[BEGIN Available data]
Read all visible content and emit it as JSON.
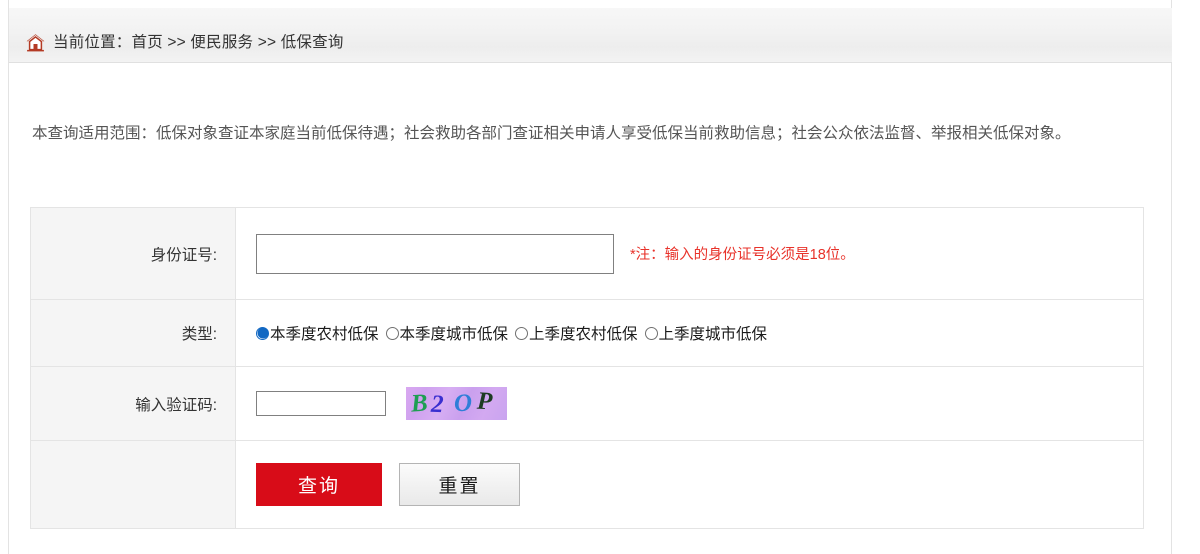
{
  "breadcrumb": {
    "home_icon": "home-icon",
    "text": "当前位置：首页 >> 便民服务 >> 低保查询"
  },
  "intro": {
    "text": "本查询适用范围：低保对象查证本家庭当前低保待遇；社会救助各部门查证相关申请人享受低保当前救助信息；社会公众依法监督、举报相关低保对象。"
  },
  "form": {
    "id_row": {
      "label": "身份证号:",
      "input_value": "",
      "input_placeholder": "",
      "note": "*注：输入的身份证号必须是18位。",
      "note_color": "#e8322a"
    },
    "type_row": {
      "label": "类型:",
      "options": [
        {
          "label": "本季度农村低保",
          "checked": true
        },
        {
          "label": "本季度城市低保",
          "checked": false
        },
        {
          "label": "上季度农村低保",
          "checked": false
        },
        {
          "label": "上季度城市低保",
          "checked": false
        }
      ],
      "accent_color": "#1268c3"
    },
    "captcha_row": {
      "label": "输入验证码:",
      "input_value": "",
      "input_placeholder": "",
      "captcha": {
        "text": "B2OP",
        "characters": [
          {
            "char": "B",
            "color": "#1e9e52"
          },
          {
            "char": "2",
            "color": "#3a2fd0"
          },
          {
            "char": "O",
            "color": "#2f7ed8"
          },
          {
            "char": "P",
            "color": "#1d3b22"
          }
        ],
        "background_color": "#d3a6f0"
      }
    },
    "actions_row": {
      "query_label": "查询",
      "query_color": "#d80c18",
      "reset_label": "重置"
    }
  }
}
[END Available data]
◆ Instructions to follow ◆
Will you set down the records word for word while leaving out every picture?

◆ Final result ◆
Read all visible content and emit it as JSON.
{
  "breadcrumb": {
    "home_icon": "home-icon",
    "text": "当前位置：首页 >> 便民服务 >> 低保查询"
  },
  "intro": {
    "text": "本查询适用范围：低保对象查证本家庭当前低保待遇；社会救助各部门查证相关申请人享受低保当前救助信息；社会公众依法监督、举报相关低保对象。"
  },
  "form": {
    "id_row": {
      "label": "身份证号:",
      "input_value": "",
      "input_placeholder": "",
      "note": "*注：输入的身份证号必须是18位。",
      "note_color": "#e8322a"
    },
    "type_row": {
      "label": "类型:",
      "options": [
        {
          "label": "本季度农村低保",
          "checked": true
        },
        {
          "label": "本季度城市低保",
          "checked": false
        },
        {
          "label": "上季度农村低保",
          "checked": false
        },
        {
          "label": "上季度城市低保",
          "checked": false
        }
      ],
      "accent_color": "#1268c3"
    },
    "captcha_row": {
      "label": "输入验证码:",
      "input_value": "",
      "input_placeholder": "",
      "captcha": {
        "text": "B2OP",
        "characters": [
          {
            "char": "B",
            "color": "#1e9e52"
          },
          {
            "char": "2",
            "color": "#3a2fd0"
          },
          {
            "char": "O",
            "color": "#2f7ed8"
          },
          {
            "char": "P",
            "color": "#1d3b22"
          }
        ],
        "background_color": "#d3a6f0"
      }
    },
    "actions_row": {
      "query_label": "查询",
      "query_color": "#d80c18",
      "reset_label": "重置"
    }
  }
}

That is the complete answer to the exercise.